→ **SHORT TASK**:
Your task is to give the number of lines in the listing that include "spójności", and nothing else.

Collected data entries
*-*-*

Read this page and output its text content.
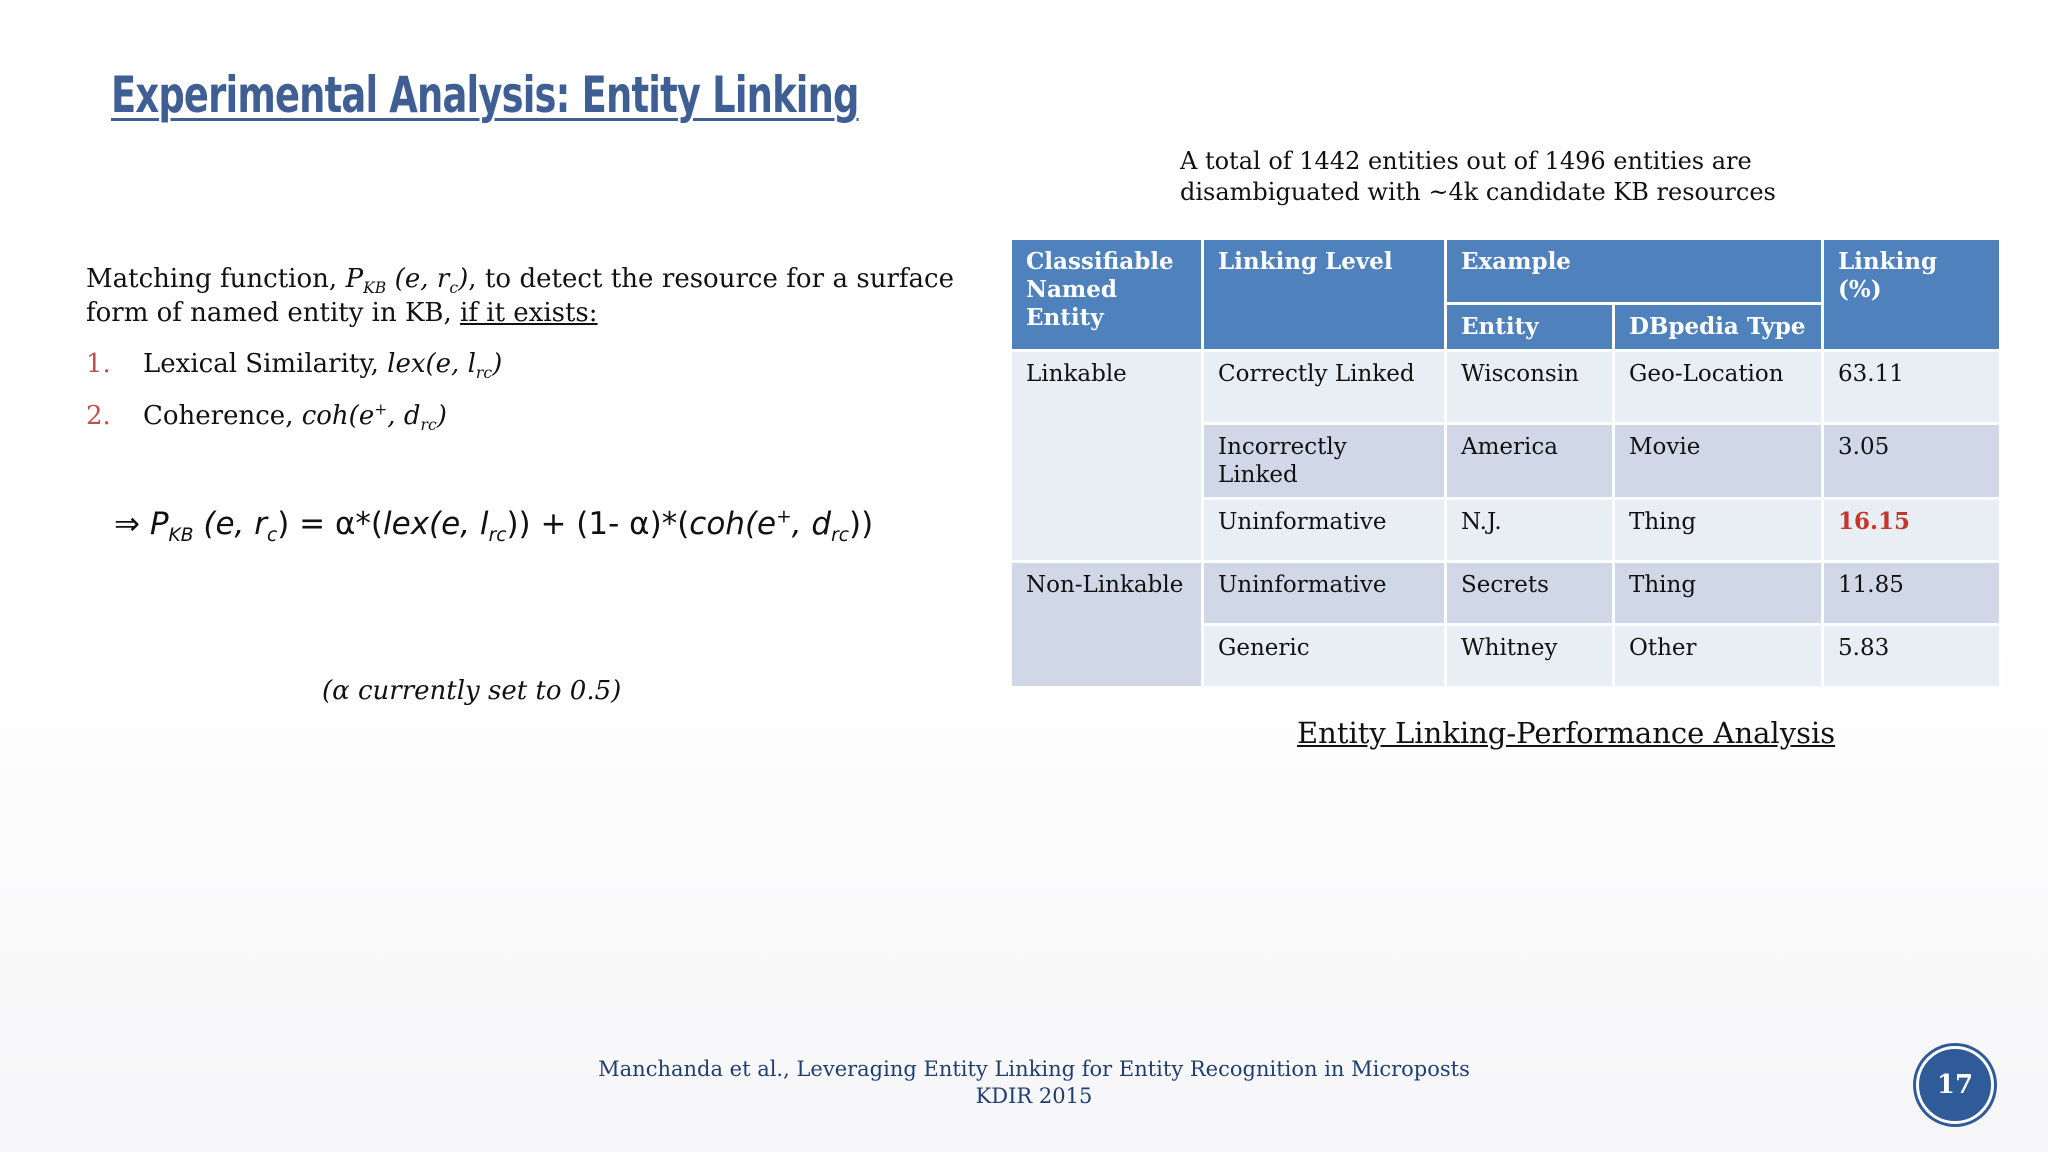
Experimental Analysis: Entity Linking
A total of 1442 entities out of 1496 entities are
disambiguated with ~4k candidate KB resources
Matching function, $P_{KB}$ (e, $r_c$), to detect the resource for a surface form of named entity in KB, if it exists:
1. Lexical Similarity, lex(e, $l_{rc}$)
2. Coherence, coh(e+, $d_{rc}$)
⇒ $P_{KB}$ (e, $r_c) = \alpha*(lex(e$, $l_{rc})) + (1-$ α)*(coh(e+, $d_{rc}$))
(α currently set to 0.5)
Classifiable Named Entity	Linking Level	Example		Linking (%)
		Entity	DBpedia Type	
Linkable	Correctly Linked	Wisconsin	Geo-Location	63.11
	Incorrectly Linked	America	Movie	3.05
	Uninformative	N.J.	Thing	16.15
Non-Linkable	Uninformative	Secrets	Thing	11.85
	Generic	Whitney	Other	5.83
Entity Linking-Performance Analysis
Manchanda et al., Leveraging Entity Linking for Entity Recognition in Microposts
KDIR 2015	17
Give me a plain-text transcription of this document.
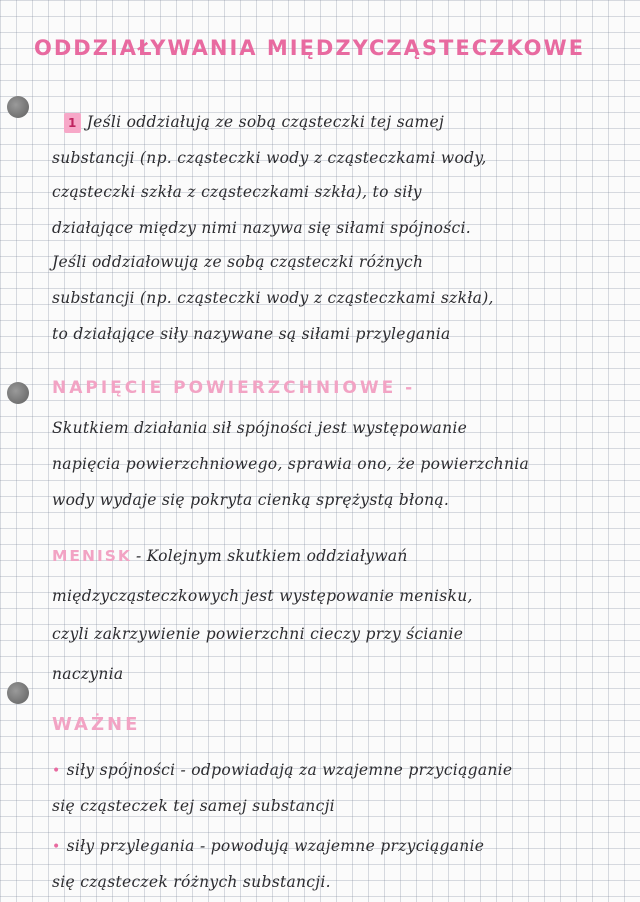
ODDZIAŁYWANIA MIĘDZYCZĄSTECZKOWE
1 Jeśli oddziałują ze sobą cząsteczki tej samej
substancji (np. cząsteczki wody z cząsteczkami wody,
cząsteczki szkła z cząsteczkami szkła), to siły
działające między nimi nazywa się siłami spójności.
Jeśli oddziałowują ze sobą cząsteczki różnych
substancji (np. cząsteczki wody z cząsteczkami szkła),
to działające siły nazywane są siłami przylegania
NAPIĘCIE POWIERZCHNIOWE -
Skutkiem działania sił spójności jest występowanie
napięcia powierzchniowego, sprawia ono, że powierzchnia
wody wydaje się pokryta cienką sprężystą błoną.
MENISK - Kolejnym skutkiem oddziaływań
międzycząsteczkowych jest występowanie menisku,
czyli zakrzywienie powierzchni cieczy przy ścianie
naczynia
WAŻNE
• siły spójności - odpowiadają za wzajemne przyciąganie
się cząsteczek tej samej substancji
• siły przylegania - powodują wzajemne przyciąganie
się cząsteczek różnych substancji.
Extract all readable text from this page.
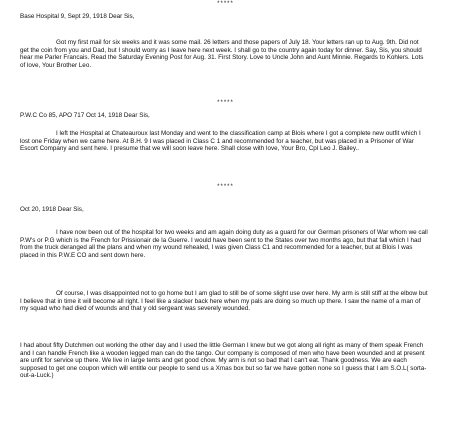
*****
Base Hospital 9, Sept 29, 1918 Dear Sis,

Got my first mail for six weeks and it was some mail. 26 letters and those papers of July 18. Your letters ran up to Aug. 9th. Did not get the coin from you and Dad, but I should worry as I leave here next week. I shall go to the country again today for dinner. Say, Sis, you should hear me Parler Francais. Read the Saturday Evening Post for Aug. 31. First Story. Love to Uncle John and Aunt Minnie. Regards to Kohlers. Lots of love, Your Brother Leo.

*****
P.W.C Co 85, APO 717 Oct 14, 1918 Dear Sis,

I left the Hospital at Chateauroux last Monday and went to the classification camp at Blois where I got a complete new outfit which I lost one Friday when we came here. At B.H. 9 I was placed in Class C 1 and recommended for a teacher, but was placed in a Prisoner of War Escort Company and sent here. I presume that we will soon leave here. Shall close with love, Your Bro, Cpl Leo J. Bailey..

*****
Oct 20, 1918 Dear Sis,

I have now been out of the hospital for two weeks and am again doing duty as a guard for our German prisoners of War whom we call P.W's or P.G which is the French for Prissionair de la Guerre. I would have been sent to the States over two months ago, but that fall which I had from the truck deranged all the plans and when my wound rehealed, I was given Class C1 and recommended for a teacher, but at Blois I was placed in this P.W.E CO and sent down here.

Of course, I was disappointed not to go home but I am glad to still be of some slight use over here. My arm is still stiff at the elbow but I believe that in time it will become all right. I feel like a slacker back here when my pals are doing so much up there. I saw the name of a man of my squad who had died of wounds and that y old sergeant was severely wounded.

I had about fifty Dutchmen out working the other day and I used the little German I knew but we got along all right as many of them speak French and I can handle French like a wooden legged man can do the tango. Our company is composed of men who have been wounded and at present are unfit for service up there. We live in large tents and get good chow. My arm is not so bad that I can't eat. Thank goodness. We are each supposed to get one coupon which will entitle our people to send us a Xmas box but so far we have gotten none so I guess that I am S.O.L( sorta-out-a-Luck.)
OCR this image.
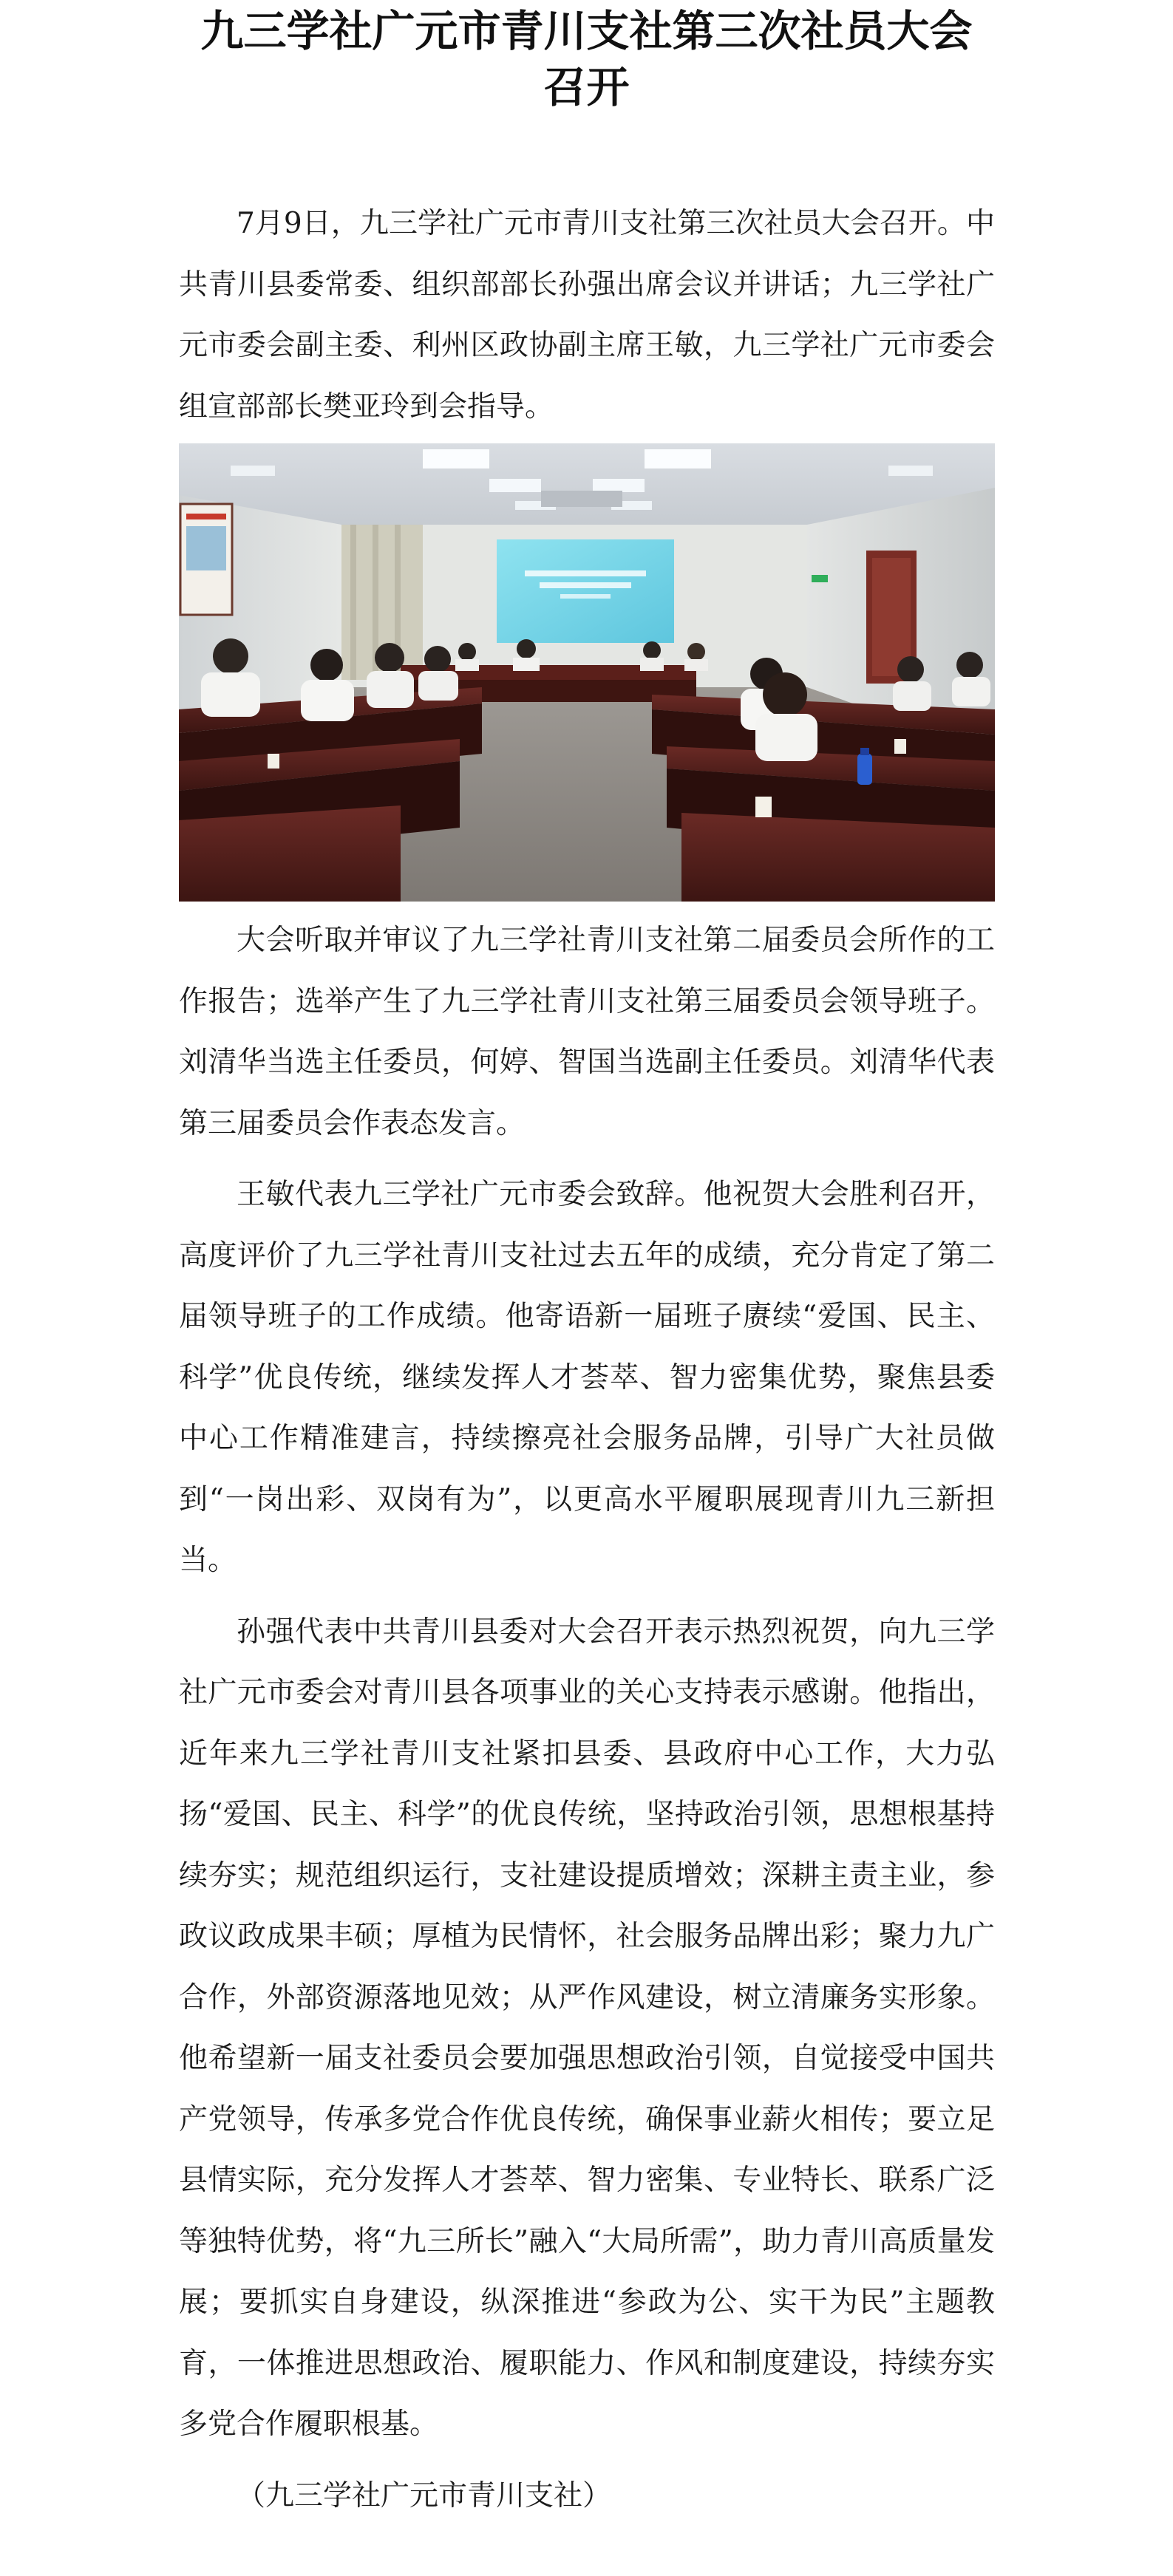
九三学社广元市青川支社第三次社员大会
召开

7月9日，九三学社广元市青川支社第三次社员大会召开。中共青川县委常委、组织部部长孙强出席会议并讲话；九三学社广元市委会副主委、利州区政协副主席王敏，九三学社广元市委会组宣部部长樊亚玲到会指导。

大会听取并审议了九三学社青川支社第二届委员会所作的工作报告；选举产生了九三学社青川支社第三届委员会领导班子。刘清华当选主任委员，何婷、智国当选副主任委员。刘清华代表第三届委员会作表态发言。

王敏代表九三学社广元市委会致辞。他祝贺大会胜利召开，高度评价了九三学社青川支社过去五年的成绩，充分肯定了第二届领导班子的工作成绩。他寄语新一届班子赓续“爱国、民主、科学”优良传统，继续发挥人才荟萃、智力密集优势，聚焦县委中心工作精准建言，持续擦亮社会服务品牌，引导广大社员做到“一岗出彩、双岗有为”，以更高水平履职展现青川九三新担当。

孙强代表中共青川县委对大会召开表示热烈祝贺，向九三学社广元市委会对青川县各项事业的关心支持表示感谢。他指出，近年来九三学社青川支社紧扣县委、县政府中心工作，大力弘扬“爱国、民主、科学”的优良传统，坚持政治引领，思想根基持续夯实；规范组织运行，支社建设提质增效；深耕主责主业，参政议政成果丰硕；厚植为民情怀，社会服务品牌出彩；聚力九广合作，外部资源落地见效；从严作风建设，树立清廉务实形象。他希望新一届支社委员会要加强思想政治引领，自觉接受中国共产党领导，传承多党合作优良传统，确保事业薪火相传；要立足县情实际，充分发挥人才荟萃、智力密集、专业特长、联系广泛等独特优势，将“九三所长”融入“大局所需”，助力青川高质量发展；要抓实自身建设，纵深推进“参政为公、实干为民”主题教育，一体推进思想政治、履职能力、作风和制度建设，持续夯实多党合作履职根基。

（九三学社广元市青川支社）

*-*-*

→ **ANSWER IN FULL**:
3